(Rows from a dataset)

▬▬▬▬▬▬

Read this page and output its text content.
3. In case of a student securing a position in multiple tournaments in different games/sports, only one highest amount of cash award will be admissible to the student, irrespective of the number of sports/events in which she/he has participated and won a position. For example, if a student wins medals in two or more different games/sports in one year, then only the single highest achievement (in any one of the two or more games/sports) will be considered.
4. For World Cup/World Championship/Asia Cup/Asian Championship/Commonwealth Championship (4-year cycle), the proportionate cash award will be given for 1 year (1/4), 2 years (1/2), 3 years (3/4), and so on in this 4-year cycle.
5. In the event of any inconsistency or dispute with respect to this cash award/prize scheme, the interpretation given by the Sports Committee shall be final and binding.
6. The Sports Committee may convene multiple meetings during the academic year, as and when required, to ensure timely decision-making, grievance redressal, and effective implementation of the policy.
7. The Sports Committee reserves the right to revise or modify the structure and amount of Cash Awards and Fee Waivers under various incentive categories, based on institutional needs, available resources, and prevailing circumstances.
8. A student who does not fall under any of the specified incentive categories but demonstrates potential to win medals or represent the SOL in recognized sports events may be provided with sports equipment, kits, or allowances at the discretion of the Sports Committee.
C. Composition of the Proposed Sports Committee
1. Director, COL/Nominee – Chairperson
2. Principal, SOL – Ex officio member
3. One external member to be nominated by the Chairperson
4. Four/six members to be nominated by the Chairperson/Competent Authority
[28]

▬▬▬▬▬▬

WRITTEN REQUEST: Copy every line in the entries above that has the string "student" in it.

RESULT:
3. In case of a student securing a position in multiple tournaments in different games/sports, only one highest amount of cash award will be admissible to the student, irrespective of the number of sports/events in which she/he has participated and won a position. For example, if a student wins medals in two or more different games/sports in one year, then only the single highest achievement (in any one of the two or more games/sports) will be considered.
8. A student who does not fall under any of the specified incentive categories but demonstrates potential to win medals or represent the SOL in recognized sports events may be provided with sports equipment, kits, or allowances at the discretion of the Sports Committee.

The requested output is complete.